Wherever a line holds the string "time", copy that line.

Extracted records
+++

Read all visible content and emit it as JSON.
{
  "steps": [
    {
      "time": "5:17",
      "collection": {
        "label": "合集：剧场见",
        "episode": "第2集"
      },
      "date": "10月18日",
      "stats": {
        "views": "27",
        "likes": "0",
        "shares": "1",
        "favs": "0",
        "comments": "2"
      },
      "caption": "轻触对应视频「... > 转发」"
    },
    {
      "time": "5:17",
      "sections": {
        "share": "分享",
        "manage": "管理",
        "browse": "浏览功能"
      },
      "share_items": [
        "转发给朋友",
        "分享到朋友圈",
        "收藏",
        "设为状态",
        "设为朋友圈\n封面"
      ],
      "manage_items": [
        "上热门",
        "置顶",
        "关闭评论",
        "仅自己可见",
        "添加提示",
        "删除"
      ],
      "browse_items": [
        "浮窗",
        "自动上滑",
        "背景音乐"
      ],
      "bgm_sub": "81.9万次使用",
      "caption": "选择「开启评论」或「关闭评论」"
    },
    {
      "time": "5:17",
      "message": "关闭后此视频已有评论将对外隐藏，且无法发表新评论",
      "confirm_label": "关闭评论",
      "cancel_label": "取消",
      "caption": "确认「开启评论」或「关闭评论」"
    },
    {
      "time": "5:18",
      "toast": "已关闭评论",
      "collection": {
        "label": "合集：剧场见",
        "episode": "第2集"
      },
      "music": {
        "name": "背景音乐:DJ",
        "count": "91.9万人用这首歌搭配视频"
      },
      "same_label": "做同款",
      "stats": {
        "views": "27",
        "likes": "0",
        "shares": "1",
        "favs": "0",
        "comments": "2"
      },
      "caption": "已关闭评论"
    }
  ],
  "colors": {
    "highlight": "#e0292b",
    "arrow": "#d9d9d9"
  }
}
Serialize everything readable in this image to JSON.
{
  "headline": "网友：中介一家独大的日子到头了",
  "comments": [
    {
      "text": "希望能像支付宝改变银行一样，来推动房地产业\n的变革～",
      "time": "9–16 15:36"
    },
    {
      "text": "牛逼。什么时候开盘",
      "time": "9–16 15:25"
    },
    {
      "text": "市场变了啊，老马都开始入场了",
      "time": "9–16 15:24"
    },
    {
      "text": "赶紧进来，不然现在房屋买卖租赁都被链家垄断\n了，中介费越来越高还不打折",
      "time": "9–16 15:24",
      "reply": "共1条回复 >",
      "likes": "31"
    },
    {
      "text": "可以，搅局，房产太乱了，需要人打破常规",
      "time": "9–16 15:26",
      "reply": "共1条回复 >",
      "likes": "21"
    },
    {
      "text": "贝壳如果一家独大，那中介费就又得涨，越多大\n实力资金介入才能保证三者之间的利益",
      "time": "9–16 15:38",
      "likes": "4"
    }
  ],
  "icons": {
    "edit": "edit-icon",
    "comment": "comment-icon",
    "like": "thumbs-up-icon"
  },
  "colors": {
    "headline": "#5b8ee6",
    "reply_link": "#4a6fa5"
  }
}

+++

Solution to the exercise
      "time": "5:17",
      "time": "5:17",
      "time": "5:17",
      "time": "5:18",
      "time": "9–16 15:36"
      "time": "9–16 15:25"
      "time": "9–16 15:24"
      "time": "9–16 15:24",
      "time": "9–16 15:26",
      "time": "9–16 15:38",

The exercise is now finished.